-- start --

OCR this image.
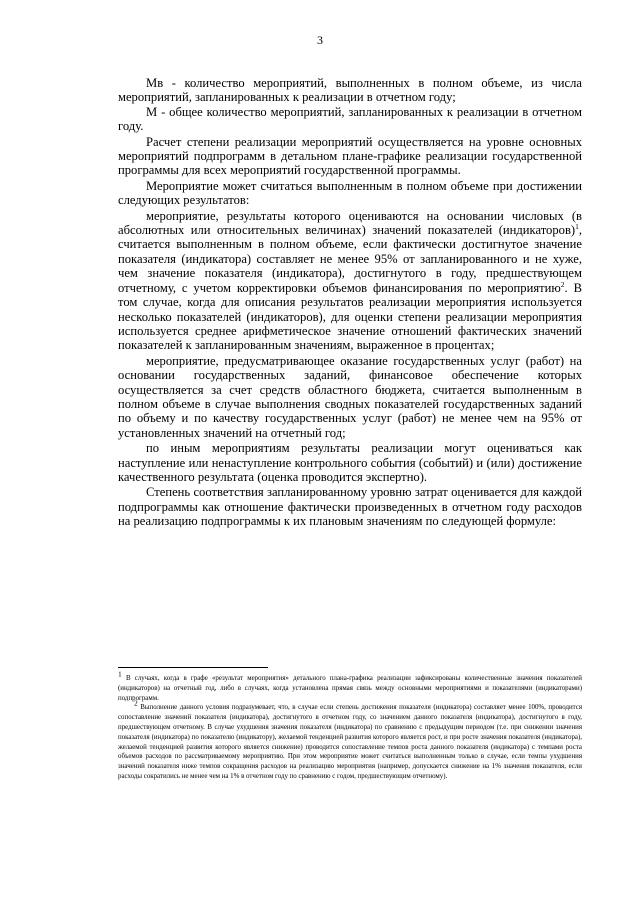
3

Мв - количество мероприятий, выполненных в полном объеме, из числа мероприятий, запланированных к реализации в отчетном году;

М - общее количество мероприятий, запланированных к реализации в отчетном году.

Расчет степени реализации мероприятий осуществляется на уровне основных мероприятий подпрограмм в детальном плане-графике реализации государственной программы для всех мероприятий государственной программы.

Мероприятие может считаться выполненным в полном объеме при достижении следующих результатов:

мероприятие, результаты которого оцениваются на основании числовых (в абсолютных или относительных величинах) значений показателей (индикаторов)$^1$, считается выполненным в полном объеме, если фактически достигнутое значение показателя (индикатора) составляет не менее 95% от запланированного и не хуже, чем значение показателя (индикатора), достигнутого в году, предшествующем отчетному, с учетом корректировки объемов финансирования по мероприятию$^2$. В том случае, когда для описания результатов реализации мероприятия используется несколько показателей (индикаторов), для оценки степени реализации мероприятия используется среднее арифметическое значение отношений фактических значений показателей к запланированным значениям, выраженное в процентах;

мероприятие, предусматривающее оказание государственных услуг (работ) на основании государственных заданий, финансовое обеспечение которых осуществляется за счет средств областного бюджета, считается выполненным в полном объеме в случае выполнения сводных показателей государственных заданий по объему и по качеству государственных услуг (работ) не менее чем на 95% от установленных значений на отчетный год;

по иным мероприятиям результаты реализации могут оцениваться как наступление или ненаступление контрольного события (событий) и (или) достижение качественного результата (оценка проводится экспертно).

Степень соответствия запланированному уровню затрат оценивается для каждой подпрограммы как отношение фактически произведенных в отчетном году расходов на реализацию подпрограммы к их плановым значениям по следующей формуле:

$^1$ В случаях, когда в графе «результат мероприятия» детального плана-графика реализации зафиксированы количественные значения показателей (индикаторов) на отчетный год, либо в случаях, когда установлена прямая связь между основными мероприятиями и показателями (индикаторами) подпрограмм.

$^2$ Выполнение данного условия подразумевает, что, в случае если степень достижения показателя (индикатора) составляет менее 100%, проводится сопоставление значений показателя (индикатора), достигнутого в отчетном году, со значением данного показателя (индикатора), достигнутого в году, предшествующем отчетному. В случае ухудшения значения показателя (индикатора) по сравнению с предыдущим периодом (т.е. при снижении значения показателя (индикатора) по показателю (индикатору), желаемой тенденцией развития которого является рост, и при росте значения показателя (индикатора), желаемой тенденцией развития которого является снижение) проводится сопоставление темпов роста данного показателя (индикатора) с темпами роста объемов расходов по рассматриваемому мероприятию. При этом мероприятие может считаться выполненным только в случае, если темпы ухудшения значений показателя ниже темпов сокращения расходов на реализацию мероприятия (например, допускается снижение на 1% значения показателя, если расходы сократились не менее чем на 1% в отчетном году по сравнению с годом, предшествующим отчетному).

-- end --

EXERCISE DETAILS: Each record above is to be restated exactly, with its pictures removed from the copy.

RESPONSE:
OCR this image.
3

Мв - количество мероприятий, выполненных в полном объеме, из числа мероприятий, запланированных к реализации в отчетном году;

М - общее количество мероприятий, запланированных к реализации в отчетном году.

Расчет степени реализации мероприятий осуществляется на уровне основных мероприятий подпрограмм в детальном плане-графике реализации государственной программы для всех мероприятий государственной программы.

Мероприятие может считаться выполненным в полном объеме при достижении следующих результатов:

мероприятие, результаты которого оцениваются на основании числовых (в абсолютных или относительных величинах) значений показателей (индикаторов)$^1$, считается выполненным в полном объеме, если фактически достигнутое значение показателя (индикатора) составляет не менее 95% от запланированного и не хуже, чем значение показателя (индикатора), достигнутого в году, предшествующем отчетному, с учетом корректировки объемов финансирования по мероприятию$^2$. В том случае, когда для описания результатов реализации мероприятия используется несколько показателей (индикаторов), для оценки степени реализации мероприятия используется среднее арифметическое значение отношений фактических значений показателей к запланированным значениям, выраженное в процентах;

мероприятие, предусматривающее оказание государственных услуг (работ) на основании государственных заданий, финансовое обеспечение которых осуществляется за счет средств областного бюджета, считается выполненным в полном объеме в случае выполнения сводных показателей государственных заданий по объему и по качеству государственных услуг (работ) не менее чем на 95% от установленных значений на отчетный год;

по иным мероприятиям результаты реализации могут оцениваться как наступление или ненаступление контрольного события (событий) и (или) достижение качественного результата (оценка проводится экспертно).

Степень соответствия запланированному уровню затрат оценивается для каждой подпрограммы как отношение фактически произведенных в отчетном году расходов на реализацию подпрограммы к их плановым значениям по следующей формуле:

$^1$ В случаях, когда в графе «результат мероприятия» детального плана-графика реализации зафиксированы количественные значения показателей (индикаторов) на отчетный год, либо в случаях, когда установлена прямая связь между основными мероприятиями и показателями (индикаторами) подпрограмм.

$^2$ Выполнение данного условия подразумевает, что, в случае если степень достижения показателя (индикатора) составляет менее 100%, проводится сопоставление значений показателя (индикатора), достигнутого в отчетном году, со значением данного показателя (индикатора), достигнутого в году, предшествующем отчетному. В случае ухудшения значения показателя (индикатора) по сравнению с предыдущим периодом (т.е. при снижении значения показателя (индикатора) по показателю (индикатору), желаемой тенденцией развития которого является рост, и при росте значения показателя (индикатора), желаемой тенденцией развития которого является снижение) проводится сопоставление темпов роста данного показателя (индикатора) с темпами роста объемов расходов по рассматриваемому мероприятию. При этом мероприятие может считаться выполненным только в случае, если темпы ухудшения значений показателя ниже темпов сокращения расходов на реализацию мероприятия (например, допускается снижение на 1% значения показателя, если расходы сократились не менее чем на 1% в отчетном году по сравнению с годом, предшествующим отчетному).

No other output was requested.